WHAT YOU WILL DO: Copy each of the following records line for line, without changing anything.

SUPPLIED RECORDS:

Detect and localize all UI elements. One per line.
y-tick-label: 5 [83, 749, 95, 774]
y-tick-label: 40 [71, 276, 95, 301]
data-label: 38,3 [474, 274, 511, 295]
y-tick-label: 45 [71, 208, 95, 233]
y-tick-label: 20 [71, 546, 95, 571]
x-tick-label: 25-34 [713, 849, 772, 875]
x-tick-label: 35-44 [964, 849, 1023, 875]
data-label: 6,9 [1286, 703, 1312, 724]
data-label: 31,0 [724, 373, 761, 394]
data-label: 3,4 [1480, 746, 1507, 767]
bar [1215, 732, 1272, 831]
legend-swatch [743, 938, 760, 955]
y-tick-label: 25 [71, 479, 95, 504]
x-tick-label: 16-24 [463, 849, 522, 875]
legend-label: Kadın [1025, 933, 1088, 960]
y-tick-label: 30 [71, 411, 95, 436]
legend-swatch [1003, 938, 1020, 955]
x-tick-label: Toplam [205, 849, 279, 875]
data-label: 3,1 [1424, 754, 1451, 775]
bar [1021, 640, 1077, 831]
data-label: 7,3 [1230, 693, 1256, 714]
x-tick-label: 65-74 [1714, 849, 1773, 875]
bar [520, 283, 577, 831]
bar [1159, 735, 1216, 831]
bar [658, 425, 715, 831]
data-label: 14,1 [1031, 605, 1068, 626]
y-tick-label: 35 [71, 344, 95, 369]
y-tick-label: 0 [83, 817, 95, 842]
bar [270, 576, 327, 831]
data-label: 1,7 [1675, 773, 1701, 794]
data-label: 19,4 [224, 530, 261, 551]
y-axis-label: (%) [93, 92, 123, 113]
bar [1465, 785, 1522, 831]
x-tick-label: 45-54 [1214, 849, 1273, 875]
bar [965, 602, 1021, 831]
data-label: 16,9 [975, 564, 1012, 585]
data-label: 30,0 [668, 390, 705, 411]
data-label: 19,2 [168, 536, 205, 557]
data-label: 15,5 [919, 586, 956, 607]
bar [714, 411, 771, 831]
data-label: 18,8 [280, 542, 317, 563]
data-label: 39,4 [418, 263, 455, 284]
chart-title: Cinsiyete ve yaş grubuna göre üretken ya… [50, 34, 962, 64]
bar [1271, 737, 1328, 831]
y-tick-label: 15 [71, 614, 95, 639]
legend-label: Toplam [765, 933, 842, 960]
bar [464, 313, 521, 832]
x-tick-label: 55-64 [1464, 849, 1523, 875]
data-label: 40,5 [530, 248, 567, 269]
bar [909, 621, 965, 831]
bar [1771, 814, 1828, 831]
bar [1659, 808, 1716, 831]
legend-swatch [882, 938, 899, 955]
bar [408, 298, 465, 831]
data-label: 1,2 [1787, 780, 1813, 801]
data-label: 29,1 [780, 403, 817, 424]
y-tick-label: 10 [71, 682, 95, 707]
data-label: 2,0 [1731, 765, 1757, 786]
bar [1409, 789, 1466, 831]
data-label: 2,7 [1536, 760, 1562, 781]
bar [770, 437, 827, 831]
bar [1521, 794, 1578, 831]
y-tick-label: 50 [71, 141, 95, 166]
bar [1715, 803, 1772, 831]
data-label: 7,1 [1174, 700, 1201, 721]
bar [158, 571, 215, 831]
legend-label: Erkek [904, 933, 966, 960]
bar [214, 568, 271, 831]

RESPONSE TO THE TASK:
Detect and localize all UI elements. One per line.
y-tick-label: 5 [83, 749, 95, 774]
y-tick-label: 40 [71, 276, 95, 301]
data-label: 38,3 [474, 274, 511, 295]
y-tick-label: 45 [71, 208, 95, 233]
y-tick-label: 20 [71, 546, 95, 571]
x-tick-label: 25-34 [713, 849, 772, 875]
x-tick-label: 35-44 [964, 849, 1023, 875]
data-label: 6,9 [1286, 703, 1312, 724]
data-label: 31,0 [724, 373, 761, 394]
data-label: 3,4 [1480, 746, 1507, 767]
bar [1215, 732, 1272, 831]
legend-swatch [743, 938, 760, 955]
y-tick-label: 25 [71, 479, 95, 504]
x-tick-label: 16-24 [463, 849, 522, 875]
legend-label: Kadın [1025, 933, 1088, 960]
y-tick-label: 30 [71, 411, 95, 436]
legend-swatch [1003, 938, 1020, 955]
x-tick-label: Toplam [205, 849, 279, 875]
data-label: 3,1 [1424, 754, 1451, 775]
bar [1021, 640, 1077, 831]
data-label: 7,3 [1230, 693, 1256, 714]
x-tick-label: 65-74 [1714, 849, 1773, 875]
bar [520, 283, 577, 831]
bar [1159, 735, 1216, 831]
bar [658, 425, 715, 831]
data-label: 14,1 [1031, 605, 1068, 626]
y-tick-label: 35 [71, 344, 95, 369]
y-tick-label: 0 [83, 817, 95, 842]
bar [270, 576, 327, 831]
data-label: 1,7 [1675, 773, 1701, 794]
data-label: 19,4 [224, 530, 261, 551]
y-axis-label: (%) [93, 92, 123, 113]
bar [1465, 785, 1522, 831]
x-tick-label: 45-54 [1214, 849, 1273, 875]
bar [965, 602, 1021, 831]
data-label: 16,9 [975, 564, 1012, 585]
data-label: 30,0 [668, 390, 705, 411]
data-label: 19,2 [168, 536, 205, 557]
data-label: 15,5 [919, 586, 956, 607]
bar [714, 411, 771, 831]
data-label: 18,8 [280, 542, 317, 563]
data-label: 39,4 [418, 263, 455, 284]
chart-title: Cinsiyete ve yaş grubuna göre üretken ya… [50, 34, 962, 64]
bar [1271, 737, 1328, 831]
y-tick-label: 15 [71, 614, 95, 639]
legend-label: Toplam [765, 933, 842, 960]
bar [464, 313, 521, 832]
x-tick-label: 55-64 [1464, 849, 1523, 875]
data-label: 40,5 [530, 248, 567, 269]
bar [909, 621, 965, 831]
bar [1771, 814, 1828, 831]
bar [1659, 808, 1716, 831]
legend-swatch [882, 938, 899, 955]
bar [408, 298, 465, 831]
data-label: 1,2 [1787, 780, 1813, 801]
data-label: 29,1 [780, 403, 817, 424]
y-tick-label: 10 [71, 682, 95, 707]
data-label: 2,0 [1731, 765, 1757, 786]
bar [1409, 789, 1466, 831]
data-label: 2,7 [1536, 760, 1562, 781]
bar [770, 437, 827, 831]
bar [1521, 794, 1578, 831]
y-tick-label: 50 [71, 141, 95, 166]
bar [1715, 803, 1772, 831]
data-label: 7,1 [1174, 700, 1201, 721]
bar [158, 571, 215, 831]
legend-label: Erkek [904, 933, 966, 960]
bar [214, 568, 271, 831]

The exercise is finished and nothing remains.